----- PROVIDED DATA -----

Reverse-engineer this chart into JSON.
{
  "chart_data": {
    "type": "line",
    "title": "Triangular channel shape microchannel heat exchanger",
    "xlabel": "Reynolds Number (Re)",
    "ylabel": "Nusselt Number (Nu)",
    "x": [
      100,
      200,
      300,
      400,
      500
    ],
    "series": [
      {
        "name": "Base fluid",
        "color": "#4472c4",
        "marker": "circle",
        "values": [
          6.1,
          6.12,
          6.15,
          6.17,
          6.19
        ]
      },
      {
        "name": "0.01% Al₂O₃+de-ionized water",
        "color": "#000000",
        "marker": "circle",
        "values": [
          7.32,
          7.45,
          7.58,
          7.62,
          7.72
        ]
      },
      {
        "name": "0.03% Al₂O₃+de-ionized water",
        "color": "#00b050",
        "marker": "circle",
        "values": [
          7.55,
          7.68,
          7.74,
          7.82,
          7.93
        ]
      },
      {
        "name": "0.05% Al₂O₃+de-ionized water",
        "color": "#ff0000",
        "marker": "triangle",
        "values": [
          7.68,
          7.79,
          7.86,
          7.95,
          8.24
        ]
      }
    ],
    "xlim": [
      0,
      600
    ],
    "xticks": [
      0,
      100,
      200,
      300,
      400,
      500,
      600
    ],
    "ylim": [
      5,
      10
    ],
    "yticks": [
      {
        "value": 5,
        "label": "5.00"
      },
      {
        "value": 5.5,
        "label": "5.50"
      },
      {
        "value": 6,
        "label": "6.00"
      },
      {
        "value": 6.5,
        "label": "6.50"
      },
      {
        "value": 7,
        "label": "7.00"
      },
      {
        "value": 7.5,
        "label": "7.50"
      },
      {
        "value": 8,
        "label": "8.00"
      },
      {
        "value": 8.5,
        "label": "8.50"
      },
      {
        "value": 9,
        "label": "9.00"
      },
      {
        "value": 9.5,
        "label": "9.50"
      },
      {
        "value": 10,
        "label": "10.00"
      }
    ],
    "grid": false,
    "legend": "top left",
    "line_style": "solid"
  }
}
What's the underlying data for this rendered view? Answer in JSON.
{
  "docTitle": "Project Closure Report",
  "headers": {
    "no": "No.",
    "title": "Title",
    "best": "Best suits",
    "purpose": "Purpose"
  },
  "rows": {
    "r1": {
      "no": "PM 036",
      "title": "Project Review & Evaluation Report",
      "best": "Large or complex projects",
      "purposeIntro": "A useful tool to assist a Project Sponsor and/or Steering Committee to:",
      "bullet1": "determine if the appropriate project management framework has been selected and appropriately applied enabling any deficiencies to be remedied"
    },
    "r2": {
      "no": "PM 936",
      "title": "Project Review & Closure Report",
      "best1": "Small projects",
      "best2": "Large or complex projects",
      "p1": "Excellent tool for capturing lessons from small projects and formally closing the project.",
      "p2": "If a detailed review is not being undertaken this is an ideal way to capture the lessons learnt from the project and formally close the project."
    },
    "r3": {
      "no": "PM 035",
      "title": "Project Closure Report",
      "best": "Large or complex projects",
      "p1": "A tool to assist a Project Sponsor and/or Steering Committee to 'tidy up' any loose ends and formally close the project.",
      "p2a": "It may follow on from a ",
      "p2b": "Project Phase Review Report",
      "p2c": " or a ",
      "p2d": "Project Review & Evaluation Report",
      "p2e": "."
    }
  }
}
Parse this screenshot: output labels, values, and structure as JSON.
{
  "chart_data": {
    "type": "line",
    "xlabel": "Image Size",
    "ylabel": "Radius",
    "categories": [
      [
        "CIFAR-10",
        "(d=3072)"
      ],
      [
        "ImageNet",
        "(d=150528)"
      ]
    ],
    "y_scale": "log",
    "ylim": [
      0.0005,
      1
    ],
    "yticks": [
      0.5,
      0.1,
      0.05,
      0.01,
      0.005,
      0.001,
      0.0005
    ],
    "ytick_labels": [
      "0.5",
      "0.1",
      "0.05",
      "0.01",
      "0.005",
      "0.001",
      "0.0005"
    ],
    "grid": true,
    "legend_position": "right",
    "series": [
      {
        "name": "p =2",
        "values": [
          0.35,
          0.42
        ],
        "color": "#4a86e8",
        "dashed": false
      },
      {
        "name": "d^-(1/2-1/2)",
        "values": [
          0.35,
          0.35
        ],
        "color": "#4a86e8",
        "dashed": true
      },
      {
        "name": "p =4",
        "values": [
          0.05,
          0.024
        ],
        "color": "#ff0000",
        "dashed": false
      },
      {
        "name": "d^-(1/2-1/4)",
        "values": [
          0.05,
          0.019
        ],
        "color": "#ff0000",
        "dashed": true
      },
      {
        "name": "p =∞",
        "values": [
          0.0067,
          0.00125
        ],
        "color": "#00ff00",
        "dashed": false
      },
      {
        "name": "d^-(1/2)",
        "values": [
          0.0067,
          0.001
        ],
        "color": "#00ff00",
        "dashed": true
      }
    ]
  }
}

-----

» **TASK GOAL**
Of the lines in the entries above, how many include "name"? Only the number should be given.

» **THE COMPLETED TASK**
10